Work to be completed: Return the records, each one exactly as written.

Listed records:
* * * * * * * * *
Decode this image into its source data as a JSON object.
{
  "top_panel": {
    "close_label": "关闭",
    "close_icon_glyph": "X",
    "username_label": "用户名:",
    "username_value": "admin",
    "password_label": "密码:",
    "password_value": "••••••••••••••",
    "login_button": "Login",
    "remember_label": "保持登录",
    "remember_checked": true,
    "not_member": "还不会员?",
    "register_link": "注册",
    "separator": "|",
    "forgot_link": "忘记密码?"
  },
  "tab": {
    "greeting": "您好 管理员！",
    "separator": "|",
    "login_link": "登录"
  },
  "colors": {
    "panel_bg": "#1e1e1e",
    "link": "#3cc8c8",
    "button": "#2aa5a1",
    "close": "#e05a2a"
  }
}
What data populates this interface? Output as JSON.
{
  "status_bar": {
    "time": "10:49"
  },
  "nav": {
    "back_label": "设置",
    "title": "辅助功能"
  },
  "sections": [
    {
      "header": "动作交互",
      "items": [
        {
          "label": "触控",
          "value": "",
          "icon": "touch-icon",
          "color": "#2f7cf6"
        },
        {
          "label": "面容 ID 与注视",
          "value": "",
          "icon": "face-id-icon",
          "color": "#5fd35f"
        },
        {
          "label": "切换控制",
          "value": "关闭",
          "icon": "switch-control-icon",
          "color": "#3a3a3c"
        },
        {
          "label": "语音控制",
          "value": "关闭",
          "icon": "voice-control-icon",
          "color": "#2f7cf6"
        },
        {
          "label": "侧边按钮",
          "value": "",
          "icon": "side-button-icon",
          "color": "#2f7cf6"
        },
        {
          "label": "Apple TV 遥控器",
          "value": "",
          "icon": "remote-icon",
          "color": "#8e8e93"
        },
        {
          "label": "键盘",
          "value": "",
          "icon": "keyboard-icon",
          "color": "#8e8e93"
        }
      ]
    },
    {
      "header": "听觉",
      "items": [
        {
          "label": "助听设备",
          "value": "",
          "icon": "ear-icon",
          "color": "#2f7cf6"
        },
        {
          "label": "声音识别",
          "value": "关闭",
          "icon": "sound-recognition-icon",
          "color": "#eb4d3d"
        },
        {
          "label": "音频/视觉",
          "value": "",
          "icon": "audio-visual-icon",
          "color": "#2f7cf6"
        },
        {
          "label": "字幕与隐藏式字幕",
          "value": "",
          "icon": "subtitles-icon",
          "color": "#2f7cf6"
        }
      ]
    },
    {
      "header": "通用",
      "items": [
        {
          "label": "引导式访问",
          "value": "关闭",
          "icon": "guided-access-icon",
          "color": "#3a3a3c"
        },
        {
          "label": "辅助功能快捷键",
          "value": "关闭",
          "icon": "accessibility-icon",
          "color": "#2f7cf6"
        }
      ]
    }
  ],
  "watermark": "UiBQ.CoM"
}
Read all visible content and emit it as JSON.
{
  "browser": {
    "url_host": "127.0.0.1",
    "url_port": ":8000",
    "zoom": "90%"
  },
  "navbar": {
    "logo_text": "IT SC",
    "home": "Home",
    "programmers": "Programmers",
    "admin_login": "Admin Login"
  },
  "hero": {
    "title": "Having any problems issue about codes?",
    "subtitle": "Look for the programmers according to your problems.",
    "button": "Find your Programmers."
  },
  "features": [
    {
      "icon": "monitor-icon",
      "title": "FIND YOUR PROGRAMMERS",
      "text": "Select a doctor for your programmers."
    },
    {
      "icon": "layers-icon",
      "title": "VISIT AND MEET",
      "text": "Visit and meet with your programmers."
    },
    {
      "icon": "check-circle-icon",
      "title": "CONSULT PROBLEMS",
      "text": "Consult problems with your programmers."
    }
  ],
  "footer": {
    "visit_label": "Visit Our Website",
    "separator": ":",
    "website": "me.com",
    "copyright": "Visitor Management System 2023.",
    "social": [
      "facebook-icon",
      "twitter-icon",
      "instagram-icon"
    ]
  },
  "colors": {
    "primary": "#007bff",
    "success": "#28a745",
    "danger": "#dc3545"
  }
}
* * * * * * * * *
Solved exercise:
Decode this image into its source data as a JSON object.
{
  "top_panel": {
    "close_label": "关闭",
    "close_icon_glyph": "X",
    "username_label": "用户名:",
    "username_value": "admin",
    "password_label": "密码:",
    "password_value": "••••••••••••••",
    "login_button": "Login",
    "remember_label": "保持登录",
    "remember_checked": true,
    "not_member": "还不会员?",
    "register_link": "注册",
    "separator": "|",
    "forgot_link": "忘记密码?"
  },
  "tab": {
    "greeting": "您好 管理员！",
    "separator": "|",
    "login_link": "登录"
  },
  "colors": {
    "panel_bg": "#1e1e1e",
    "link": "#3cc8c8",
    "button": "#2aa5a1",
    "close": "#e05a2a"
  }
}
What data populates this interface? Output as JSON.
{
  "status_bar": {
    "time": "10:49"
  },
  "nav": {
    "back_label": "设置",
    "title": "辅助功能"
  },
  "sections": [
    {
      "header": "动作交互",
      "items": [
        {
          "label": "触控",
          "value": "",
          "icon": "touch-icon",
          "color": "#2f7cf6"
        },
        {
          "label": "面容 ID 与注视",
          "value": "",
          "icon": "face-id-icon",
          "color": "#5fd35f"
        },
        {
          "label": "切换控制",
          "value": "关闭",
          "icon": "switch-control-icon",
          "color": "#3a3a3c"
        },
        {
          "label": "语音控制",
          "value": "关闭",
          "icon": "voice-control-icon",
          "color": "#2f7cf6"
        },
        {
          "label": "侧边按钮",
          "value": "",
          "icon": "side-button-icon",
          "color": "#2f7cf6"
        },
        {
          "label": "Apple TV 遥控器",
          "value": "",
          "icon": "remote-icon",
          "color": "#8e8e93"
        },
        {
          "label": "键盘",
          "value": "",
          "icon": "keyboard-icon",
          "color": "#8e8e93"
        }
      ]
    },
    {
      "header": "听觉",
      "items": [
        {
          "label": "助听设备",
          "value": "",
          "icon": "ear-icon",
          "color": "#2f7cf6"
        },
        {
          "label": "声音识别",
          "value": "关闭",
          "icon": "sound-recognition-icon",
          "color": "#eb4d3d"
        },
        {
          "label": "音频/视觉",
          "value": "",
          "icon": "audio-visual-icon",
          "color": "#2f7cf6"
        },
        {
          "label": "字幕与隐藏式字幕",
          "value": "",
          "icon": "subtitles-icon",
          "color": "#2f7cf6"
        }
      ]
    },
    {
      "header": "通用",
      "items": [
        {
          "label": "引导式访问",
          "value": "关闭",
          "icon": "guided-access-icon",
          "color": "#3a3a3c"
        },
        {
          "label": "辅助功能快捷键",
          "value": "关闭",
          "icon": "accessibility-icon",
          "color": "#2f7cf6"
        }
      ]
    }
  ],
  "watermark": "UiBQ.CoM"
}
Read all visible content and emit it as JSON.
{
  "browser": {
    "url_host": "127.0.0.1",
    "url_port": ":8000",
    "zoom": "90%"
  },
  "navbar": {
    "logo_text": "IT SC",
    "home": "Home",
    "programmers": "Programmers",
    "admin_login": "Admin Login"
  },
  "hero": {
    "title": "Having any problems issue about codes?",
    "subtitle": "Look for the programmers according to your problems.",
    "button": "Find your Programmers."
  },
  "features": [
    {
      "icon": "monitor-icon",
      "title": "FIND YOUR PROGRAMMERS",
      "text": "Select a doctor for your programmers."
    },
    {
      "icon": "layers-icon",
      "title": "VISIT AND MEET",
      "text": "Visit and meet with your programmers."
    },
    {
      "icon": "check-circle-icon",
      "title": "CONSULT PROBLEMS",
      "text": "Consult problems with your programmers."
    }
  ],
  "footer": {
    "visit_label": "Visit Our Website",
    "separator": ":",
    "website": "me.com",
    "copyright": "Visitor Management System 2023.",
    "social": [
      "facebook-icon",
      "twitter-icon",
      "instagram-icon"
    ]
  },
  "colors": {
    "primary": "#007bff",
    "success": "#28a745",
    "danger": "#dc3545"
  }
}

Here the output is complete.